----- Task material

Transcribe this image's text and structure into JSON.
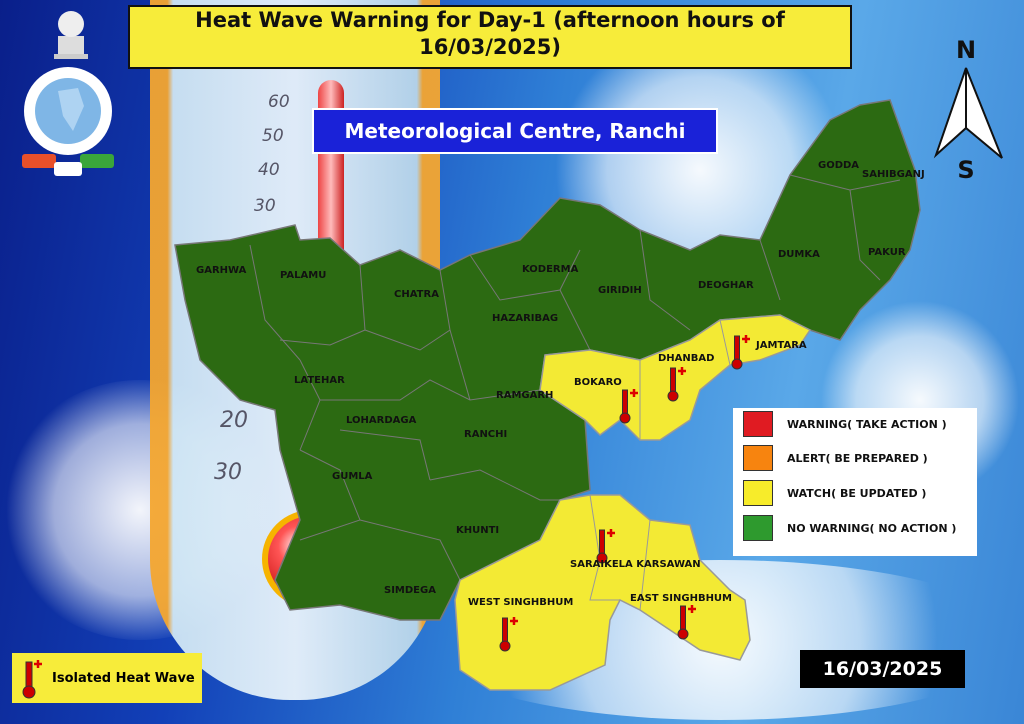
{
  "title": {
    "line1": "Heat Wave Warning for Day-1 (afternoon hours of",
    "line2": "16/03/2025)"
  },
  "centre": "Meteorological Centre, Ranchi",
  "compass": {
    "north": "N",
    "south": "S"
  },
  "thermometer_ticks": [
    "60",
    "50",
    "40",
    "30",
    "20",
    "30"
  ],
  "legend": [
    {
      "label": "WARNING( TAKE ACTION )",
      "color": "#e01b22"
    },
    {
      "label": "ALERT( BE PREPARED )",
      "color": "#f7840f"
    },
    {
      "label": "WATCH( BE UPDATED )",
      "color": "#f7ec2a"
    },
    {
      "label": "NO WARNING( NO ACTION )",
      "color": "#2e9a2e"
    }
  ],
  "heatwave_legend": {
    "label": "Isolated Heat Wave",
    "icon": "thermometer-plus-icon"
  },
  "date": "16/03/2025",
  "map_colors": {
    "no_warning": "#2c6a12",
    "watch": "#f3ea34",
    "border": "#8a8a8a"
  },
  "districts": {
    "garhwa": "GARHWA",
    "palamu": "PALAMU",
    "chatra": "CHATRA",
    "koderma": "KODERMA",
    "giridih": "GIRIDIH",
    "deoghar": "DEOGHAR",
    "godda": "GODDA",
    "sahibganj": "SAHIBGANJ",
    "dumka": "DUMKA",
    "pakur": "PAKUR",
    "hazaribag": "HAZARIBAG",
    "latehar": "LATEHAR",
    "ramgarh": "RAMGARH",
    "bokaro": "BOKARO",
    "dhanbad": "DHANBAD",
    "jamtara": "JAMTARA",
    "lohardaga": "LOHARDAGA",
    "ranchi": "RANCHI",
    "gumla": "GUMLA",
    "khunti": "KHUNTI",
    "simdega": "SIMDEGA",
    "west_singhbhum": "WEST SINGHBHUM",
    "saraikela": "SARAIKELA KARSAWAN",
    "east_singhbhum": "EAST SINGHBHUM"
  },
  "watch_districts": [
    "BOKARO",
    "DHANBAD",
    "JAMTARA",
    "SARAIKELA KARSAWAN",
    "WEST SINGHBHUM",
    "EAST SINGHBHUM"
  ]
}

----------
----- Task material

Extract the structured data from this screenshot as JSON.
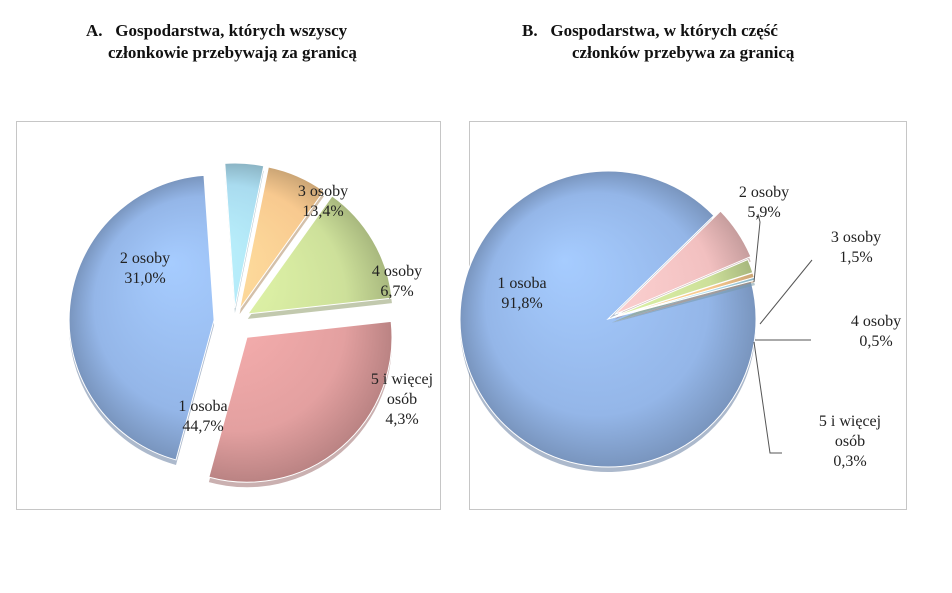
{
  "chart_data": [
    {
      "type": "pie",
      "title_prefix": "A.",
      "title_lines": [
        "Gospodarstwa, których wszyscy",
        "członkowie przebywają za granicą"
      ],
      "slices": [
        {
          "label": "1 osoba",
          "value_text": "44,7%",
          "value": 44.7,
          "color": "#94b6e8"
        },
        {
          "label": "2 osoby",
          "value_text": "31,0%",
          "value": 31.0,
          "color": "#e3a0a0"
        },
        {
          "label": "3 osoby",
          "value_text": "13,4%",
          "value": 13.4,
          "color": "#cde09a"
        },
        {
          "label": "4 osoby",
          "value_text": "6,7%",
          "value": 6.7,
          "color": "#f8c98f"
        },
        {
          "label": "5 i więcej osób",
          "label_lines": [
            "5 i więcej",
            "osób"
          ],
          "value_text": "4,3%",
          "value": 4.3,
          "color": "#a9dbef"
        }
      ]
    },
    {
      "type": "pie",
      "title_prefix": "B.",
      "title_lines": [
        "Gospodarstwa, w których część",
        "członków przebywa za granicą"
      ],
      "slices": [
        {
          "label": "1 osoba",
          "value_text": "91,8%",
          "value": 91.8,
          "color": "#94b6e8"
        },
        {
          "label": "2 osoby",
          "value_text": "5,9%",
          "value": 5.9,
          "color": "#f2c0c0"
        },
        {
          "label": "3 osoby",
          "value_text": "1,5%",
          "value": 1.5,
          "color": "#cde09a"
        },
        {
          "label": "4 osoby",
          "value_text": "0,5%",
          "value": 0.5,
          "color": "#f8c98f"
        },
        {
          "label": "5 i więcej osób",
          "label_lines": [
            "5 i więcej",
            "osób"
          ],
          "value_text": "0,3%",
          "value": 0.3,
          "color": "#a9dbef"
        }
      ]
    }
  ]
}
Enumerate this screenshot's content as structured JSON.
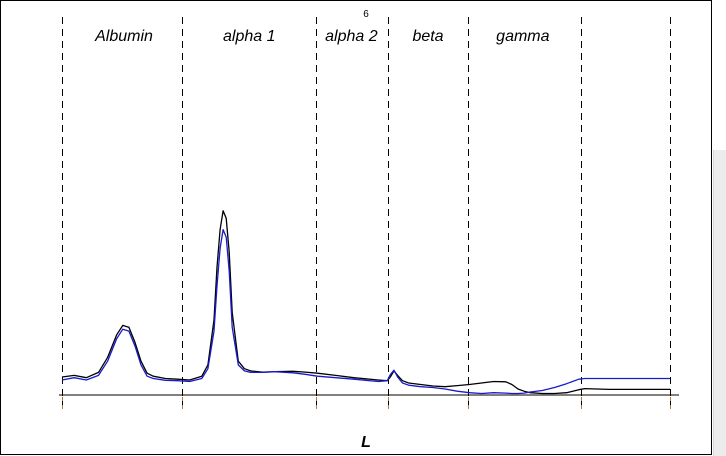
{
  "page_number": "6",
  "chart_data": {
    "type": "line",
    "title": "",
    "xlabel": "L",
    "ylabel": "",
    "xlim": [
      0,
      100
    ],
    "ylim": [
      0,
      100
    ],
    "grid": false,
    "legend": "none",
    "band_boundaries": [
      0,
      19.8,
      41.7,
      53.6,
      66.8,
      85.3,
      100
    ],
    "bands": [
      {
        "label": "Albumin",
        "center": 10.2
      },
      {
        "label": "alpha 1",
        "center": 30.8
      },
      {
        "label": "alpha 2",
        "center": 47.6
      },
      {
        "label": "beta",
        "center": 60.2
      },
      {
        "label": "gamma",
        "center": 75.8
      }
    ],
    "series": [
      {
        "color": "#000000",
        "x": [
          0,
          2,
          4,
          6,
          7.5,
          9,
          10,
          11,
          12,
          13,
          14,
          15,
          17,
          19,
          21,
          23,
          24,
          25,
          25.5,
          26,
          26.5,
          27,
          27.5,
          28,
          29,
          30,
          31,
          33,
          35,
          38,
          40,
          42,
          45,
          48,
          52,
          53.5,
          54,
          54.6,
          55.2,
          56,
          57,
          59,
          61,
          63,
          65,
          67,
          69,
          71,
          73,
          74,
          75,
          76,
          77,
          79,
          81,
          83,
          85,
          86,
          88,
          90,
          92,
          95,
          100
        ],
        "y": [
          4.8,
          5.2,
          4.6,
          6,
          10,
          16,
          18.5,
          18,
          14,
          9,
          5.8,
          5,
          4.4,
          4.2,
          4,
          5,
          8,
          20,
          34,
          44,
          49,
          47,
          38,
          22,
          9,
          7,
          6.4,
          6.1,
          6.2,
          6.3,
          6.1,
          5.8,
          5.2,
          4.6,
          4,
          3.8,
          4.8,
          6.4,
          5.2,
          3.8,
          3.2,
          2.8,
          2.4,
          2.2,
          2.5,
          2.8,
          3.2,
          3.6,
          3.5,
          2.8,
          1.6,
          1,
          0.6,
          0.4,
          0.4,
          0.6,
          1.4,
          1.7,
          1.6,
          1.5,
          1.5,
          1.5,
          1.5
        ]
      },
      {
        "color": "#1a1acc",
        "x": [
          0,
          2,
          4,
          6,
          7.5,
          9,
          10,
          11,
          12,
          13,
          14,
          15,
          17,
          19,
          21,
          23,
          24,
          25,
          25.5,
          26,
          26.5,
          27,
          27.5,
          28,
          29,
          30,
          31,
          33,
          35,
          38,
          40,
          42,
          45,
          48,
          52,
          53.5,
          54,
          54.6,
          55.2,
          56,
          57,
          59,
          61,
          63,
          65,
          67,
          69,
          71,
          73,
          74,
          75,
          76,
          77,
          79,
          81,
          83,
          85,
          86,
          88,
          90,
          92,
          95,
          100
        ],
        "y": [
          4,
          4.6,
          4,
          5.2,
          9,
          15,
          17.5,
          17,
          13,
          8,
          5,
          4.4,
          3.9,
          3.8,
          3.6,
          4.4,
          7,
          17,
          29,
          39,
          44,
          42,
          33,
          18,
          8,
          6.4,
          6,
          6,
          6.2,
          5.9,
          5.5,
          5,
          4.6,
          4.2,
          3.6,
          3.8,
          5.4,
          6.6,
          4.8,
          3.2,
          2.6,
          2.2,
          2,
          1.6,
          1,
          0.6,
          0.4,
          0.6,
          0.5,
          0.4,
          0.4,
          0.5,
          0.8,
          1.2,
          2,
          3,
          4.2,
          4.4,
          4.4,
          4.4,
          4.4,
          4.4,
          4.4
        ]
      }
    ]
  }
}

----------

### Do this
Show the lines that mention the word "Gospodarstwa".

### Solution below
        "Gospodarstwa, których wszyscy",
        "Gospodarstwa, w których część",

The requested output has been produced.